[Entries taken from a collection]
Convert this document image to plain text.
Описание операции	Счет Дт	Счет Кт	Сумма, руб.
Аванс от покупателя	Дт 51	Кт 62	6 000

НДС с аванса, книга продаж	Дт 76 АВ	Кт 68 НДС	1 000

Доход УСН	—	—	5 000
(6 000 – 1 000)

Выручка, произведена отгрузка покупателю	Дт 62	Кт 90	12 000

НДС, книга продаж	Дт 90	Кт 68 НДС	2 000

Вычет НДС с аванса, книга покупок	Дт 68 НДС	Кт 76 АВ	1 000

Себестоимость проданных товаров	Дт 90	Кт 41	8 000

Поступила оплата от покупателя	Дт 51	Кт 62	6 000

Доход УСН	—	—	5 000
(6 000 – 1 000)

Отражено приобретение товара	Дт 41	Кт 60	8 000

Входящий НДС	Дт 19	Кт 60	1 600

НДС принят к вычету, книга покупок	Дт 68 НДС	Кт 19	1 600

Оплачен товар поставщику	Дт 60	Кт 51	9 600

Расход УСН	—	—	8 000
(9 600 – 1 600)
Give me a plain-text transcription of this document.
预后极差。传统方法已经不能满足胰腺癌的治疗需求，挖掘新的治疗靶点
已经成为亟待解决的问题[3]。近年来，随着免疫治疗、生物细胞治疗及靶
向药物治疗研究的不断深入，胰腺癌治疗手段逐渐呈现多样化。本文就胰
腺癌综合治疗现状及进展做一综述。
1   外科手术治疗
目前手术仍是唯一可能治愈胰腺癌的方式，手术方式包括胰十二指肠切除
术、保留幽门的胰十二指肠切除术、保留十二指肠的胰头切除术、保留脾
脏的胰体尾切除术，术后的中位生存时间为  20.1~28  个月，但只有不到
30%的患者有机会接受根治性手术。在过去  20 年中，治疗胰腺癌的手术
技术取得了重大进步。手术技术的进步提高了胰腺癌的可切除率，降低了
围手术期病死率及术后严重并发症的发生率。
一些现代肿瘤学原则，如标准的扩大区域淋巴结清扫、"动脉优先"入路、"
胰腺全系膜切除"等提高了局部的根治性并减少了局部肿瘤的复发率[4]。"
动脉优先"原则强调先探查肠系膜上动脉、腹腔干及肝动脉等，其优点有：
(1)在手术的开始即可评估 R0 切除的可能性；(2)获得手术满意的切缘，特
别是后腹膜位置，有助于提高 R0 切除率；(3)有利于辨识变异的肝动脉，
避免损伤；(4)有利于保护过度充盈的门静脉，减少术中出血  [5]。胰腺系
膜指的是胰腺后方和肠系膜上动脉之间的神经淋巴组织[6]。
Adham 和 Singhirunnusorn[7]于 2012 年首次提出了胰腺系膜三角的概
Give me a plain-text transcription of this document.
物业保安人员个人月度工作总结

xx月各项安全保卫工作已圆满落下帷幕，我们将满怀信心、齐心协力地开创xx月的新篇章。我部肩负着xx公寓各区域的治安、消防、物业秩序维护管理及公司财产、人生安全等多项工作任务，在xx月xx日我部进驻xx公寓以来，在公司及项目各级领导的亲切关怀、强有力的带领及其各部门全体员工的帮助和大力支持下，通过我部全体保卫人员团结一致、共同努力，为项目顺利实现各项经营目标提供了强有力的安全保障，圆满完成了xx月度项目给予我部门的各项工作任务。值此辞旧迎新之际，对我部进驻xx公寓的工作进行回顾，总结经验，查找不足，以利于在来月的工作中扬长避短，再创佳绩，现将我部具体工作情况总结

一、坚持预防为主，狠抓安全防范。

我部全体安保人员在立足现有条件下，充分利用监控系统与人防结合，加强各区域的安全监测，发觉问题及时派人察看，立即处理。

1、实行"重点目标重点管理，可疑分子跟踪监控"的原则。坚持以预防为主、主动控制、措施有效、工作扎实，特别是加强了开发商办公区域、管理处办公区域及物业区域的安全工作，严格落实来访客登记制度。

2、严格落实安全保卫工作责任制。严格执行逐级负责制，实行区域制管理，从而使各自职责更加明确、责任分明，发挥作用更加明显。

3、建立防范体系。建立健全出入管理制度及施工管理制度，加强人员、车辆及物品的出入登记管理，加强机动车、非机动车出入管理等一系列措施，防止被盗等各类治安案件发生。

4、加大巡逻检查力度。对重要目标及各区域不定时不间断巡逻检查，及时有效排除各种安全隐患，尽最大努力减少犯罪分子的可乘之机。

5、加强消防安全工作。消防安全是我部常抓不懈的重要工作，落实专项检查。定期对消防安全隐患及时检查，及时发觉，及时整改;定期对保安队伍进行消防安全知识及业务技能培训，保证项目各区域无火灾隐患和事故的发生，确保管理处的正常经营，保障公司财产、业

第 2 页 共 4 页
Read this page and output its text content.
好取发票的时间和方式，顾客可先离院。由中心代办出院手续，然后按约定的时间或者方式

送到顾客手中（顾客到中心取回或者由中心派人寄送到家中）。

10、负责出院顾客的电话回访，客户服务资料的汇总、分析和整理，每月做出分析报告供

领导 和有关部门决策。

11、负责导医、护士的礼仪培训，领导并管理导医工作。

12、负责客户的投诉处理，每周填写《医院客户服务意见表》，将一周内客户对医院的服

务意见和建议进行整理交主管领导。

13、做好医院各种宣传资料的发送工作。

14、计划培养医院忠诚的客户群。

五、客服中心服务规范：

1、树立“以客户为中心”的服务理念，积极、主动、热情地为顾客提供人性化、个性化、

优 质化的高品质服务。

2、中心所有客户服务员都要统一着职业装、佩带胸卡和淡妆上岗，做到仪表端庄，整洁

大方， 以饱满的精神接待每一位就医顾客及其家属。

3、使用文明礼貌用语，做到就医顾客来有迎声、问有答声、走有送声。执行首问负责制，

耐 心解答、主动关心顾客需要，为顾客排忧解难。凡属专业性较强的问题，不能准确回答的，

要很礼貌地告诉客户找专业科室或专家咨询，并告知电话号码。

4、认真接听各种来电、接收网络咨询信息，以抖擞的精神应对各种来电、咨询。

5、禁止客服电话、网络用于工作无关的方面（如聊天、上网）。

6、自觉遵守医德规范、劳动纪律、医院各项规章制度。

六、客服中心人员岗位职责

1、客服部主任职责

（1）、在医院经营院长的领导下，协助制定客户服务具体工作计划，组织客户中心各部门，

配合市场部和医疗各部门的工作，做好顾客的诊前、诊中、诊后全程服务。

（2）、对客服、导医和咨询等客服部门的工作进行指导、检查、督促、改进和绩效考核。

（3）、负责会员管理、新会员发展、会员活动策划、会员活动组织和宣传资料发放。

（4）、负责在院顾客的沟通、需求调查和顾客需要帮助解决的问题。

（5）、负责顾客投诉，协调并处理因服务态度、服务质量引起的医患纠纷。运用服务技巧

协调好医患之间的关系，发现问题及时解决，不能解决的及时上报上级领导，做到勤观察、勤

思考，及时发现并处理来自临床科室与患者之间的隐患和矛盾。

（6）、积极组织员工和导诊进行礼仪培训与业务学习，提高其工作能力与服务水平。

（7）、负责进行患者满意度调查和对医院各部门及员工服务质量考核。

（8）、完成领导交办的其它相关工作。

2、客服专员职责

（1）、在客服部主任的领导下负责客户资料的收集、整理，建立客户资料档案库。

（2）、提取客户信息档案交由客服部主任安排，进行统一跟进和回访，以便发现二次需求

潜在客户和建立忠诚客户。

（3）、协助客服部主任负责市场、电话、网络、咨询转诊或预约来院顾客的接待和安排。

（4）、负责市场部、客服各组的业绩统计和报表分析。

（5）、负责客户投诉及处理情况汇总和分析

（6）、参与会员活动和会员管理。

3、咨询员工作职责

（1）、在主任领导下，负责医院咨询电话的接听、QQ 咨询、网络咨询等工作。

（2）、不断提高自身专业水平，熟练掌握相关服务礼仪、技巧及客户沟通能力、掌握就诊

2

What the task asks ::
Check each line of the records for "аванса" and copy the ones that contain it.

Written response ::
НДС с аванса, книга продаж	Дт 76 АВ	Кт 68 НДС	1 000
Вычет НДС с аванса, книга покупок	Дт 68 НДС	Кт 76 АВ	1 000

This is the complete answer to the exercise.